> EXERCISE BRIEF: Exactly reproduce each entry, leaving out nothing.

[Stored items from a collection]
>> Start

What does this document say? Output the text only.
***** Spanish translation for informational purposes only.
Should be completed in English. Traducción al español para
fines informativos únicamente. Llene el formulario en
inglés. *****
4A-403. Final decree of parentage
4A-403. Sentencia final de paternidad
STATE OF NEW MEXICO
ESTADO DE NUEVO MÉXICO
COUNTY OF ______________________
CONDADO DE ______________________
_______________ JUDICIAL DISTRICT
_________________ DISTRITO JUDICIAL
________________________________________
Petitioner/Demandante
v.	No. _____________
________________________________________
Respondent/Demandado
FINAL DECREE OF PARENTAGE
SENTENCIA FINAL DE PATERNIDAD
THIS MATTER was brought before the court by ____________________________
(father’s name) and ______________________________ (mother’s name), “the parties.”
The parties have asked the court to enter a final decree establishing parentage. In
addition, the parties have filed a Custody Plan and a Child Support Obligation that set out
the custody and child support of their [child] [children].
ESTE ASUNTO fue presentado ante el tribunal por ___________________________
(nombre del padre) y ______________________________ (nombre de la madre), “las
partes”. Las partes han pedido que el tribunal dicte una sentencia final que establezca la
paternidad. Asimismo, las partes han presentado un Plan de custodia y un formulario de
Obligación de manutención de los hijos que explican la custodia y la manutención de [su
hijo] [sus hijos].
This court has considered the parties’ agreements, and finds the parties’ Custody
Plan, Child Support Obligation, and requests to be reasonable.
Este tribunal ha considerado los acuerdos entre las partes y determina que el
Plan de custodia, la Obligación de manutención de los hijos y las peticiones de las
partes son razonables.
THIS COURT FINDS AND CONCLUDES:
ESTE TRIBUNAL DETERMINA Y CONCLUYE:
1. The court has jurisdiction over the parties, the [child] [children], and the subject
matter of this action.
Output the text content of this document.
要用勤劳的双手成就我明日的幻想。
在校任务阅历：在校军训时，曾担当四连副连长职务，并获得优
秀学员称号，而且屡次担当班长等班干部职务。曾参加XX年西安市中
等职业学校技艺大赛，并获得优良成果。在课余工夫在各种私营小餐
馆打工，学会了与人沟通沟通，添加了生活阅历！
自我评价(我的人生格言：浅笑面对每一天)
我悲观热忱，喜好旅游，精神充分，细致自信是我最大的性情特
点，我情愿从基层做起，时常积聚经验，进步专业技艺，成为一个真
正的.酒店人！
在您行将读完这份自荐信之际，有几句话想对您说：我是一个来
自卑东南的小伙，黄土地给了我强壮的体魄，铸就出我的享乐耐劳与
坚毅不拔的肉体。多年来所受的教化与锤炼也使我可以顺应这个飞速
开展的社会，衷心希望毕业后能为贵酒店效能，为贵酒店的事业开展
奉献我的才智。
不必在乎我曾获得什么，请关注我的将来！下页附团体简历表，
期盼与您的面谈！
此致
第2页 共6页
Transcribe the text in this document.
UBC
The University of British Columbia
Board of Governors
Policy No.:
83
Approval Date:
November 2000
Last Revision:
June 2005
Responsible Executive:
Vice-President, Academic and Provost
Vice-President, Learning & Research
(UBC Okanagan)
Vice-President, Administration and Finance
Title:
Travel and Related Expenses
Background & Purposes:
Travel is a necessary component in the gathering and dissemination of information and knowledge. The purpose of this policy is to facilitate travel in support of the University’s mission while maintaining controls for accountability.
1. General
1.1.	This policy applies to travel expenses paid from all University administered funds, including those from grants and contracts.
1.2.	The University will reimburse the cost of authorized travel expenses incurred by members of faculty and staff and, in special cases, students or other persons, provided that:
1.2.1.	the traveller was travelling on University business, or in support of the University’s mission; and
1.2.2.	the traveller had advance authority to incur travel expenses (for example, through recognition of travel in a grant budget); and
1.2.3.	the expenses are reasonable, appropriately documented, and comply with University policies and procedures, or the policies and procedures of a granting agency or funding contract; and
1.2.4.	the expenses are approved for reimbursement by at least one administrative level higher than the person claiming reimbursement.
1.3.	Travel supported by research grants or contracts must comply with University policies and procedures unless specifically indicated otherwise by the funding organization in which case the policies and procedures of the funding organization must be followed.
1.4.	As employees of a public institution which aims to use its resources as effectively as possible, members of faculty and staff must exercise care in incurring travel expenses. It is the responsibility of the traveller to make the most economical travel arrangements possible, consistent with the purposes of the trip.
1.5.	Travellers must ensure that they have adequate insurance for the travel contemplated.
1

>> End

> EXERCISE ANSWER:
What does this document say? Output the text only.
***** Spanish translation for informational purposes only.
Should be completed in English. Traducción al español para
fines informativos únicamente. Llene el formulario en
inglés. *****
4A-403. Final decree of parentage
4A-403. Sentencia final de paternidad
STATE OF NEW MEXICO
ESTADO DE NUEVO MÉXICO
COUNTY OF ______________________
CONDADO DE ______________________
_______________ JUDICIAL DISTRICT
_________________ DISTRITO JUDICIAL
________________________________________
Petitioner/Demandante
v.	No. _____________
________________________________________
Respondent/Demandado
FINAL DECREE OF PARENTAGE
SENTENCIA FINAL DE PATERNIDAD
THIS MATTER was brought before the court by ____________________________
(father’s name) and ______________________________ (mother’s name), “the parties.”
The parties have asked the court to enter a final decree establishing parentage. In
addition, the parties have filed a Custody Plan and a Child Support Obligation that set out
the custody and child support of their [child] [children].
ESTE ASUNTO fue presentado ante el tribunal por ___________________________
(nombre del padre) y ______________________________ (nombre de la madre), “las
partes”. Las partes han pedido que el tribunal dicte una sentencia final que establezca la
paternidad. Asimismo, las partes han presentado un Plan de custodia y un formulario de
Obligación de manutención de los hijos que explican la custodia y la manutención de [su
hijo] [sus hijos].
This court has considered the parties’ agreements, and finds the parties’ Custody
Plan, Child Support Obligation, and requests to be reasonable.
Este tribunal ha considerado los acuerdos entre las partes y determina que el
Plan de custodia, la Obligación de manutención de los hijos y las peticiones de las
partes son razonables.
THIS COURT FINDS AND CONCLUDES:
ESTE TRIBUNAL DETERMINA Y CONCLUYE:
1. The court has jurisdiction over the parties, the [child] [children], and the subject
matter of this action.
Output the text content of this document.
要用勤劳的双手成就我明日的幻想。
在校任务阅历：在校军训时，曾担当四连副连长职务，并获得优
秀学员称号，而且屡次担当班长等班干部职务。曾参加XX年西安市中
等职业学校技艺大赛，并获得优良成果。在课余工夫在各种私营小餐
馆打工，学会了与人沟通沟通，添加了生活阅历！
自我评价(我的人生格言：浅笑面对每一天)
我悲观热忱，喜好旅游，精神充分，细致自信是我最大的性情特
点，我情愿从基层做起，时常积聚经验，进步专业技艺，成为一个真
正的.酒店人！
在您行将读完这份自荐信之际，有几句话想对您说：我是一个来
自卑东南的小伙，黄土地给了我强壮的体魄，铸就出我的享乐耐劳与
坚毅不拔的肉体。多年来所受的教化与锤炼也使我可以顺应这个飞速
开展的社会，衷心希望毕业后能为贵酒店效能，为贵酒店的事业开展
奉献我的才智。
不必在乎我曾获得什么，请关注我的将来！下页附团体简历表，
期盼与您的面谈！
此致
第2页 共6页
Transcribe the text in this document.
UBC
The University of British Columbia
Board of Governors
Policy No.:
83
Approval Date:
November 2000
Last Revision:
June 2005
Responsible Executive:
Vice-President, Academic and Provost
Vice-President, Learning & Research
(UBC Okanagan)
Vice-President, Administration and Finance
Title:
Travel and Related Expenses
Background & Purposes:
Travel is a necessary component in the gathering and dissemination of information and knowledge. The purpose of this policy is to facilitate travel in support of the University’s mission while maintaining controls for accountability.
1. General
1.1.	This policy applies to travel expenses paid from all University administered funds, including those from grants and contracts.
1.2.	The University will reimburse the cost of authorized travel expenses incurred by members of faculty and staff and, in special cases, students or other persons, provided that:
1.2.1.	the traveller was travelling on University business, or in support of the University’s mission; and
1.2.2.	the traveller had advance authority to incur travel expenses (for example, through recognition of travel in a grant budget); and
1.2.3.	the expenses are reasonable, appropriately documented, and comply with University policies and procedures, or the policies and procedures of a granting agency or funding contract; and
1.2.4.	the expenses are approved for reimbursement by at least one administrative level higher than the person claiming reimbursement.
1.3.	Travel supported by research grants or contracts must comply with University policies and procedures unless specifically indicated otherwise by the funding organization in which case the policies and procedures of the funding organization must be followed.
1.4.	As employees of a public institution which aims to use its resources as effectively as possible, members of faculty and staff must exercise care in incurring travel expenses. It is the responsibility of the traveller to make the most economical travel arrangements possible, consistent with the purposes of the trip.
1.5.	Travellers must ensure that they have adequate insurance for the travel contemplated.
1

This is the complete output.